#### [Goal of the exercise]
The answer is one number: how many lines hold the string "atau".

#### [Data shown]
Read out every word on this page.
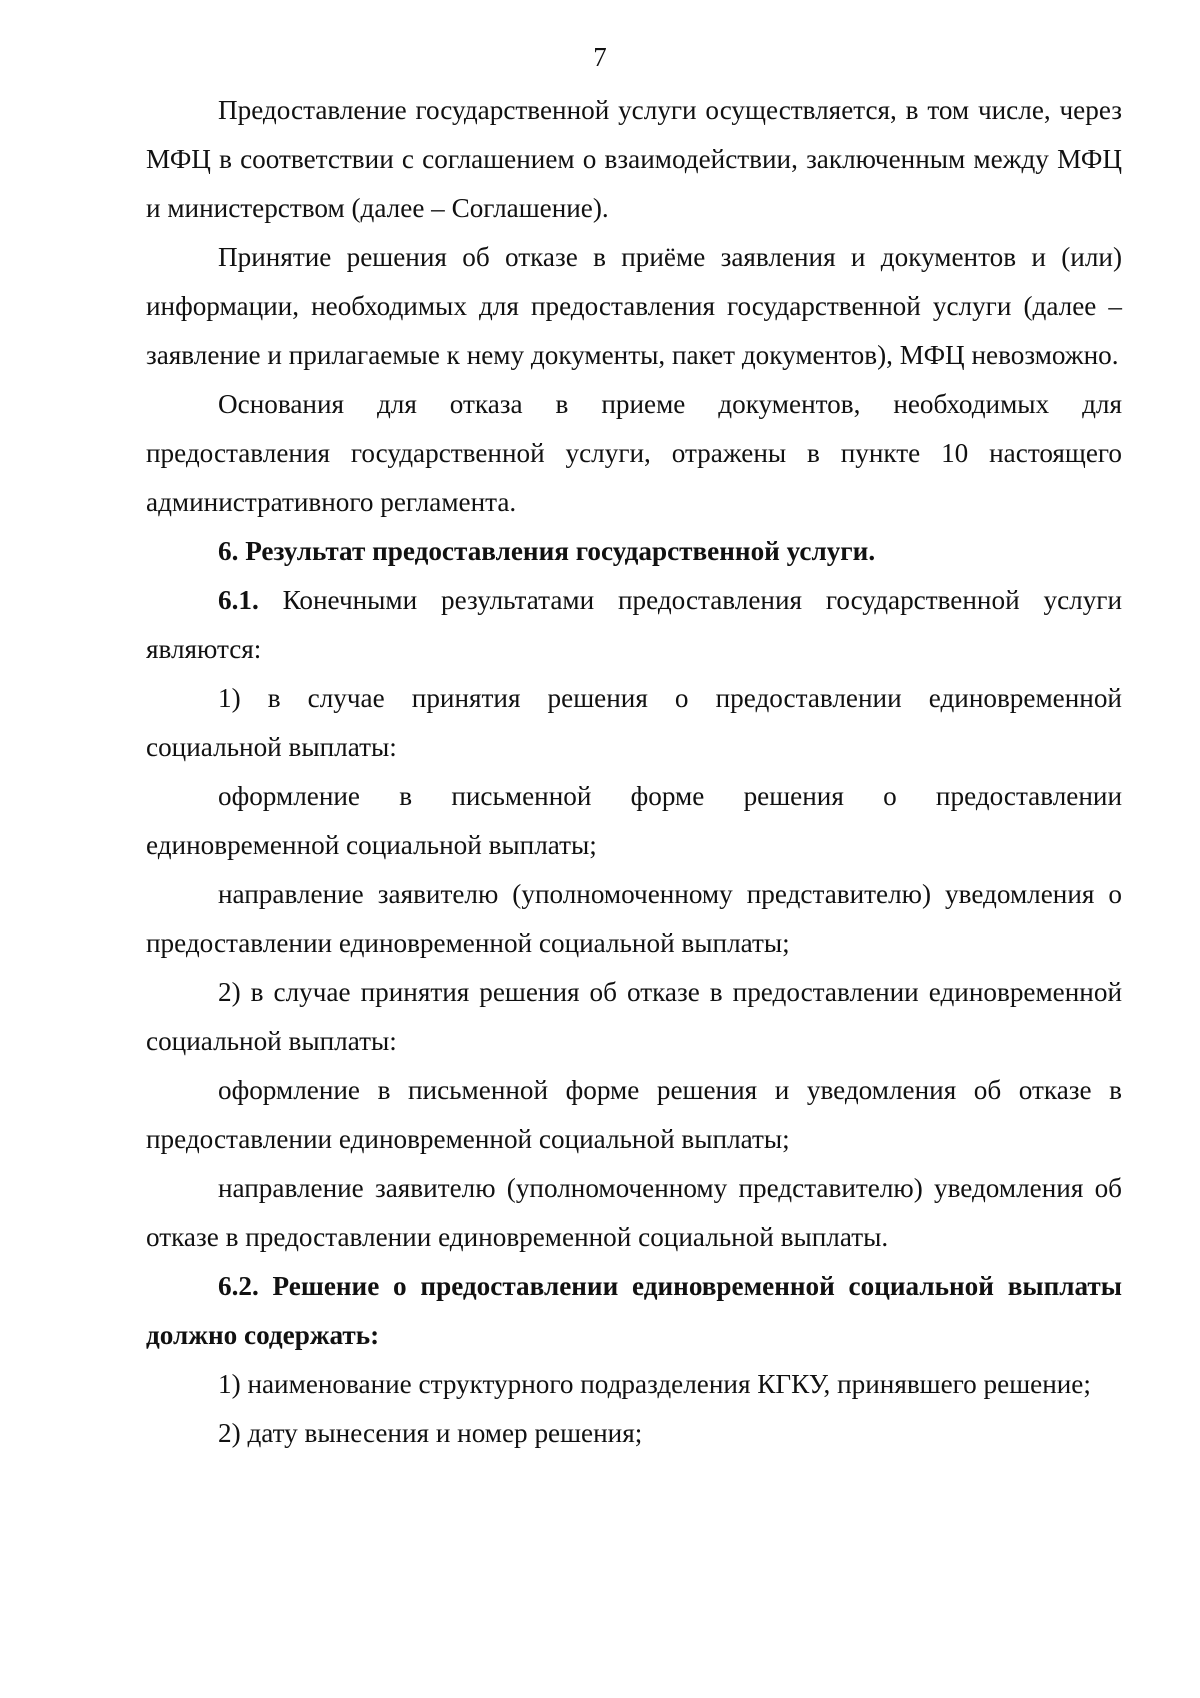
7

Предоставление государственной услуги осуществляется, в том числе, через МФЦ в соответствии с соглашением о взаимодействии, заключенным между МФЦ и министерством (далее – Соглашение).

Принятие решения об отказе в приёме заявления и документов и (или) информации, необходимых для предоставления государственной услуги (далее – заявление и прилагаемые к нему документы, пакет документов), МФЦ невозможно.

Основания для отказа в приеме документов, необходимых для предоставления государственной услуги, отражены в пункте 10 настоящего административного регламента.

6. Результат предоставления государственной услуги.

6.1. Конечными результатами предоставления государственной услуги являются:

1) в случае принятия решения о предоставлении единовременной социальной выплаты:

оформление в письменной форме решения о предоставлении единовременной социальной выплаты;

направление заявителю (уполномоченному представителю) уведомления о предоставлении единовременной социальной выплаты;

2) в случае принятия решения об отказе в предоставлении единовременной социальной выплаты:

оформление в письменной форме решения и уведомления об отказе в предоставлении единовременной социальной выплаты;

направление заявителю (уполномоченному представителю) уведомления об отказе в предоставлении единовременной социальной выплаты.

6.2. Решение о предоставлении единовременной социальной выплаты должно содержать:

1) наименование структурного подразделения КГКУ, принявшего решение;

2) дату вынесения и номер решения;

==

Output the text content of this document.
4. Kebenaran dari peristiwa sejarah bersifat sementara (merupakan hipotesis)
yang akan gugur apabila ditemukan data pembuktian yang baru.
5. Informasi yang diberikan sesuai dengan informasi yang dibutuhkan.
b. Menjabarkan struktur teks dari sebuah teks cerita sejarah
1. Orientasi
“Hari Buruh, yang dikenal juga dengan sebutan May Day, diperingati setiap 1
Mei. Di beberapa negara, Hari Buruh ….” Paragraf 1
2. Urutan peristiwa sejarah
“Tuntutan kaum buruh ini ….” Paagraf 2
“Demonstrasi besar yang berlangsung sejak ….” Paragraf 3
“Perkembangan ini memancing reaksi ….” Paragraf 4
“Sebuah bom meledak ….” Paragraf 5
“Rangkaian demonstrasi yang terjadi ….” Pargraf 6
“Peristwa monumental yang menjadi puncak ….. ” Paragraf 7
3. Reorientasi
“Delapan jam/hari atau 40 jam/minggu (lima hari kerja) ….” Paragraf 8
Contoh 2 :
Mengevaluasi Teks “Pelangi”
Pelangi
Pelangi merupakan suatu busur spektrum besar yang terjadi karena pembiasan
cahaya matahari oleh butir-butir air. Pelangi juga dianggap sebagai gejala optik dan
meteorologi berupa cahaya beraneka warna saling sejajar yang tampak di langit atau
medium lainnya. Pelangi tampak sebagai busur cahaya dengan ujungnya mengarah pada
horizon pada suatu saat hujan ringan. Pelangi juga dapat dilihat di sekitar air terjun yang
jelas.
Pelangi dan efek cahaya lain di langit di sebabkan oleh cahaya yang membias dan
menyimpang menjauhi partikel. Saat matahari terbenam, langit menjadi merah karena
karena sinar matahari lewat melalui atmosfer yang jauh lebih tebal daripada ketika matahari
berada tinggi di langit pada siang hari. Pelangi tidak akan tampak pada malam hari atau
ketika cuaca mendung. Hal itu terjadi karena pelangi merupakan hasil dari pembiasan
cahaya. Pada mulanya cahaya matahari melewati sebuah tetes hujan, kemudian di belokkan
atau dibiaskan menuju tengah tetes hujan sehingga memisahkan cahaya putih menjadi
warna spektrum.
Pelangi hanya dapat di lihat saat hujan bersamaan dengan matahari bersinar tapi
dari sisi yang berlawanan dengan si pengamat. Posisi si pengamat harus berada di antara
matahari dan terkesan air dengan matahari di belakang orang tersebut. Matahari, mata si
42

#### [Finished task]
4